#### [Short exercise]
Write down every entry below once more, exactly.

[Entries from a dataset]
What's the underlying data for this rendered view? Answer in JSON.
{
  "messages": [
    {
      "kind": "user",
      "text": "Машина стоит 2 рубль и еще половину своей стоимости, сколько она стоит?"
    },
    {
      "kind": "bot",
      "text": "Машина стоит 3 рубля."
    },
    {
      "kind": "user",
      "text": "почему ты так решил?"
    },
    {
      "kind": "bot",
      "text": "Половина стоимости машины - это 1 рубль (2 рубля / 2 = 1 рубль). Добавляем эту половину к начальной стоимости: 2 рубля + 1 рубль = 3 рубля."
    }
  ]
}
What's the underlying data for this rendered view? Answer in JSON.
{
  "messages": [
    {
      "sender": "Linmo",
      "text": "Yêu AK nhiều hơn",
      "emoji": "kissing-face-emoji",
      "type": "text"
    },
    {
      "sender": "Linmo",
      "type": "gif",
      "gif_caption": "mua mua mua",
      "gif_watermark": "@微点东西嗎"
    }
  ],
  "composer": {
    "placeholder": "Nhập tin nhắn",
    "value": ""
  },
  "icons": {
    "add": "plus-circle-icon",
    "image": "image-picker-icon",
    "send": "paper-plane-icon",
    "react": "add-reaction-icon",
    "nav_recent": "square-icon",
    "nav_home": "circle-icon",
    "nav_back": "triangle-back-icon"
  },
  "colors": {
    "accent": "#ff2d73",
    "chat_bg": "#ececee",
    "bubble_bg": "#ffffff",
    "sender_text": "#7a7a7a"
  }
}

#### [Result for this task]
What's the underlying data for this rendered view? Answer in JSON.
{
  "messages": [
    {
      "kind": "user",
      "text": "Машина стоит 2 рубль и еще половину своей стоимости, сколько она стоит?"
    },
    {
      "kind": "bot",
      "text": "Машина стоит 3 рубля."
    },
    {
      "kind": "user",
      "text": "почему ты так решил?"
    },
    {
      "kind": "bot",
      "text": "Половина стоимости машины - это 1 рубль (2 рубля / 2 = 1 рубль). Добавляем эту половину к начальной стоимости: 2 рубля + 1 рубль = 3 рубля."
    }
  ]
}
What's the underlying data for this rendered view? Answer in JSON.
{
  "messages": [
    {
      "sender": "Linmo",
      "text": "Yêu AK nhiều hơn",
      "emoji": "kissing-face-emoji",
      "type": "text"
    },
    {
      "sender": "Linmo",
      "type": "gif",
      "gif_caption": "mua mua mua",
      "gif_watermark": "@微点东西嗎"
    }
  ],
  "composer": {
    "placeholder": "Nhập tin nhắn",
    "value": ""
  },
  "icons": {
    "add": "plus-circle-icon",
    "image": "image-picker-icon",
    "send": "paper-plane-icon",
    "react": "add-reaction-icon",
    "nav_recent": "square-icon",
    "nav_home": "circle-icon",
    "nav_back": "triangle-back-icon"
  },
  "colors": {
    "accent": "#ff2d73",
    "chat_bg": "#ececee",
    "bubble_bg": "#ffffff",
    "sender_text": "#7a7a7a"
  }
}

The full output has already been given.